• _THE TASK_
In your copy, reproduce the entries exactly as they are, minus the images.

• _RECORDED INFORMATION_
::::::
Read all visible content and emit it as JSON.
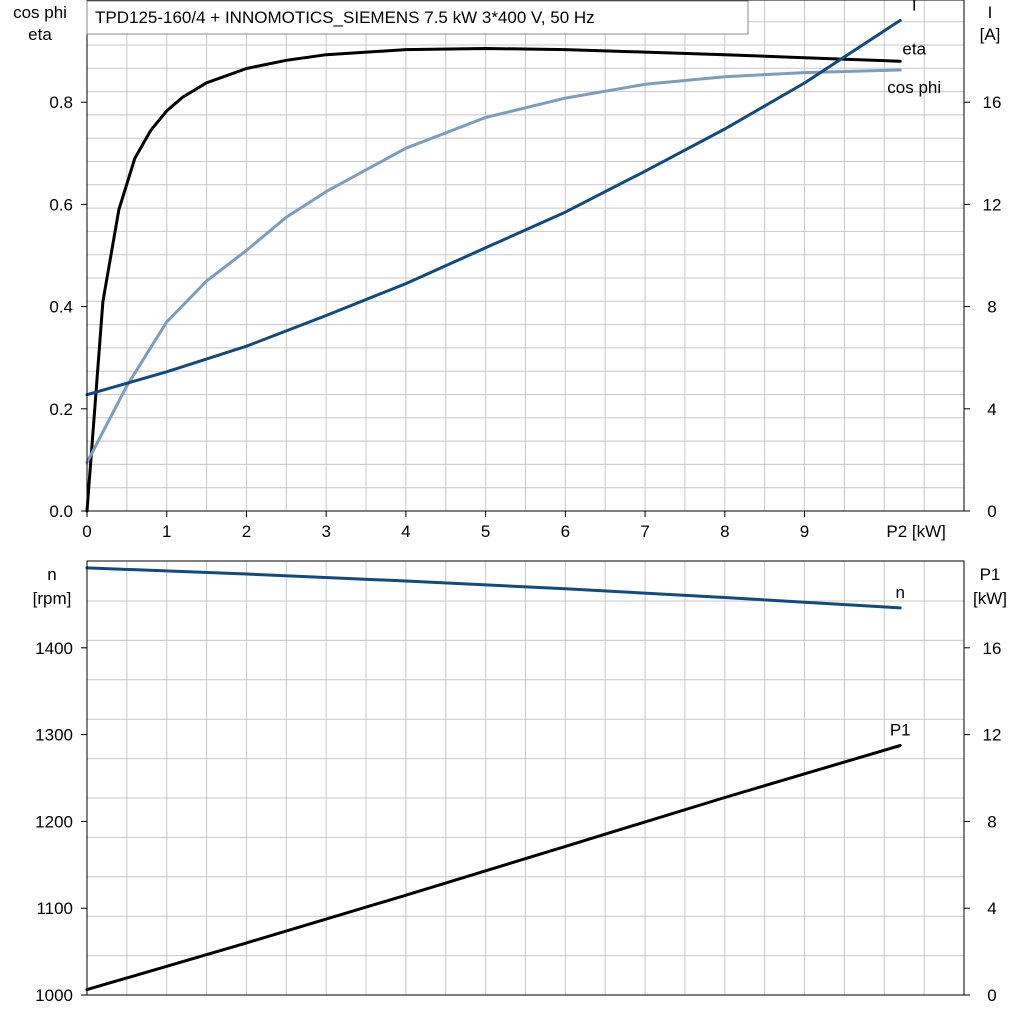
{
  "title": "TPD125-160/4 + INNOMOTICS_SIEMENS   7.5 kW   3*400 V, 50 Hz",
  "colors": {
    "dark_blue": "#114a7e",
    "light_blue": "#7b9ebd",
    "black": "#000000",
    "grid": "#c8c8c8"
  },
  "chart_data": [
    {
      "type": "line",
      "title": "TPD125-160/4 + INNOMOTICS_SIEMENS   7.5 kW   3*400 V, 50 Hz",
      "xlabel": "P2 [kW]",
      "x_ticks": [
        0,
        1,
        2,
        3,
        4,
        5,
        6,
        7,
        8,
        9
      ],
      "xlim": [
        0,
        11
      ],
      "ylabel_left": [
        "cos phi",
        "eta"
      ],
      "ylim_left": [
        0,
        1.0
      ],
      "y_ticks_left": [
        "0.0",
        "0.2",
        "0.4",
        "0.6",
        "0.8"
      ],
      "ylabel_right": [
        "I",
        "[A]"
      ],
      "ylim_right": [
        0,
        20
      ],
      "y_ticks_right": [
        "0",
        "4",
        "8",
        "12",
        "16"
      ],
      "grid": true,
      "series": [
        {
          "name": "eta",
          "axis": "left",
          "color": "#000000",
          "x": [
            0,
            0.2,
            0.4,
            0.6,
            0.8,
            1.0,
            1.2,
            1.5,
            2.0,
            2.5,
            3.0,
            4.0,
            5.0,
            6.0,
            7.0,
            8.0,
            9.0,
            10.2
          ],
          "y": [
            0.0,
            0.41,
            0.59,
            0.69,
            0.745,
            0.783,
            0.81,
            0.838,
            0.866,
            0.882,
            0.893,
            0.903,
            0.905,
            0.903,
            0.898,
            0.893,
            0.887,
            0.88
          ]
        },
        {
          "name": "cos phi",
          "axis": "left",
          "color": "#7b9ebd",
          "x": [
            0,
            0.5,
            1.0,
            1.5,
            2.0,
            2.5,
            3.0,
            4.0,
            5.0,
            6.0,
            7.0,
            8.0,
            9.0,
            10.2
          ],
          "y": [
            0.095,
            0.245,
            0.37,
            0.45,
            0.51,
            0.575,
            0.625,
            0.71,
            0.77,
            0.808,
            0.835,
            0.85,
            0.858,
            0.863
          ]
        },
        {
          "name": "I",
          "axis": "right",
          "color": "#114a7e",
          "x": [
            0,
            1.0,
            2.0,
            3.0,
            4.0,
            5.0,
            6.0,
            7.0,
            8.0,
            9.0,
            10.2
          ],
          "y": [
            4.55,
            5.45,
            6.45,
            7.65,
            8.9,
            10.3,
            11.7,
            13.3,
            14.95,
            16.75,
            19.2
          ]
        }
      ]
    },
    {
      "type": "line",
      "xlim": [
        0,
        11
      ],
      "ylabel_left": [
        "n",
        "[rpm]"
      ],
      "ylim_left": [
        1000,
        1500
      ],
      "y_ticks_left": [
        "1000",
        "1100",
        "1200",
        "1300",
        "1400"
      ],
      "ylabel_right": [
        "P1",
        "[kW]"
      ],
      "ylim_right": [
        0,
        20
      ],
      "y_ticks_right": [
        "0",
        "4",
        "8",
        "12",
        "16"
      ],
      "grid": true,
      "series": [
        {
          "name": "n",
          "axis": "left",
          "color": "#114a7e",
          "x": [
            0,
            2.0,
            4.0,
            6.0,
            8.0,
            10.2
          ],
          "y": [
            1492,
            1485,
            1477,
            1468,
            1458,
            1446
          ]
        },
        {
          "name": "P1",
          "axis": "right",
          "color": "#000000",
          "x": [
            0,
            2.0,
            4.0,
            6.0,
            8.0,
            10.2
          ],
          "y": [
            0.25,
            2.4,
            4.6,
            6.85,
            9.1,
            11.5
          ]
        }
      ]
    }
  ]
}
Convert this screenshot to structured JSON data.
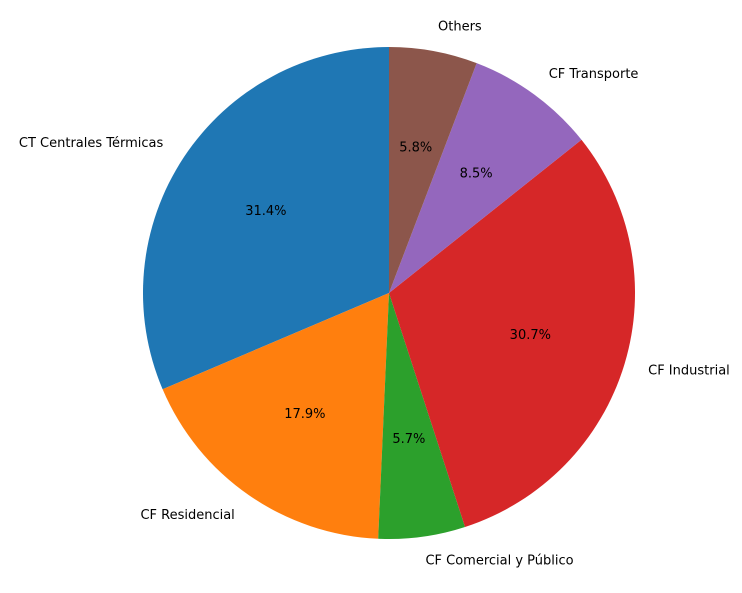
::::::
• _EXPECTED ANSWER_
Read all visible content and emit it as JSON.
{
  "title": "TPD125-160/4 + INNOMOTICS_SIEMENS   7.5 kW   3*400 V, 50 Hz",
  "colors": {
    "dark_blue": "#114a7e",
    "light_blue": "#7b9ebd",
    "black": "#000000",
    "grid": "#c8c8c8"
  },
  "chart_data": [
    {
      "type": "line",
      "title": "TPD125-160/4 + INNOMOTICS_SIEMENS   7.5 kW   3*400 V, 50 Hz",
      "xlabel": "P2 [kW]",
      "x_ticks": [
        0,
        1,
        2,
        3,
        4,
        5,
        6,
        7,
        8,
        9
      ],
      "xlim": [
        0,
        11
      ],
      "ylabel_left": [
        "cos phi",
        "eta"
      ],
      "ylim_left": [
        0,
        1.0
      ],
      "y_ticks_left": [
        "0.0",
        "0.2",
        "0.4",
        "0.6",
        "0.8"
      ],
      "ylabel_right": [
        "I",
        "[A]"
      ],
      "ylim_right": [
        0,
        20
      ],
      "y_ticks_right": [
        "0",
        "4",
        "8",
        "12",
        "16"
      ],
      "grid": true,
      "series": [
        {
          "name": "eta",
          "axis": "left",
          "color": "#000000",
          "x": [
            0,
            0.2,
            0.4,
            0.6,
            0.8,
            1.0,
            1.2,
            1.5,
            2.0,
            2.5,
            3.0,
            4.0,
            5.0,
            6.0,
            7.0,
            8.0,
            9.0,
            10.2
          ],
          "y": [
            0.0,
            0.41,
            0.59,
            0.69,
            0.745,
            0.783,
            0.81,
            0.838,
            0.866,
            0.882,
            0.893,
            0.903,
            0.905,
            0.903,
            0.898,
            0.893,
            0.887,
            0.88
          ]
        },
        {
          "name": "cos phi",
          "axis": "left",
          "color": "#7b9ebd",
          "x": [
            0,
            0.5,
            1.0,
            1.5,
            2.0,
            2.5,
            3.0,
            4.0,
            5.0,
            6.0,
            7.0,
            8.0,
            9.0,
            10.2
          ],
          "y": [
            0.095,
            0.245,
            0.37,
            0.45,
            0.51,
            0.575,
            0.625,
            0.71,
            0.77,
            0.808,
            0.835,
            0.85,
            0.858,
            0.863
          ]
        },
        {
          "name": "I",
          "axis": "right",
          "color": "#114a7e",
          "x": [
            0,
            1.0,
            2.0,
            3.0,
            4.0,
            5.0,
            6.0,
            7.0,
            8.0,
            9.0,
            10.2
          ],
          "y": [
            4.55,
            5.45,
            6.45,
            7.65,
            8.9,
            10.3,
            11.7,
            13.3,
            14.95,
            16.75,
            19.2
          ]
        }
      ]
    },
    {
      "type": "line",
      "xlim": [
        0,
        11
      ],
      "ylabel_left": [
        "n",
        "[rpm]"
      ],
      "ylim_left": [
        1000,
        1500
      ],
      "y_ticks_left": [
        "1000",
        "1100",
        "1200",
        "1300",
        "1400"
      ],
      "ylabel_right": [
        "P1",
        "[kW]"
      ],
      "ylim_right": [
        0,
        20
      ],
      "y_ticks_right": [
        "0",
        "4",
        "8",
        "12",
        "16"
      ],
      "grid": true,
      "series": [
        {
          "name": "n",
          "axis": "left",
          "color": "#114a7e",
          "x": [
            0,
            2.0,
            4.0,
            6.0,
            8.0,
            10.2
          ],
          "y": [
            1492,
            1485,
            1477,
            1468,
            1458,
            1446
          ]
        },
        {
          "name": "P1",
          "axis": "right",
          "color": "#000000",
          "x": [
            0,
            2.0,
            4.0,
            6.0,
            8.0,
            10.2
          ],
          "y": [
            0.25,
            2.4,
            4.6,
            6.85,
            9.1,
            11.5
          ]
        }
      ]
    }
  ]
}
Convert this screenshot to structured JSON data.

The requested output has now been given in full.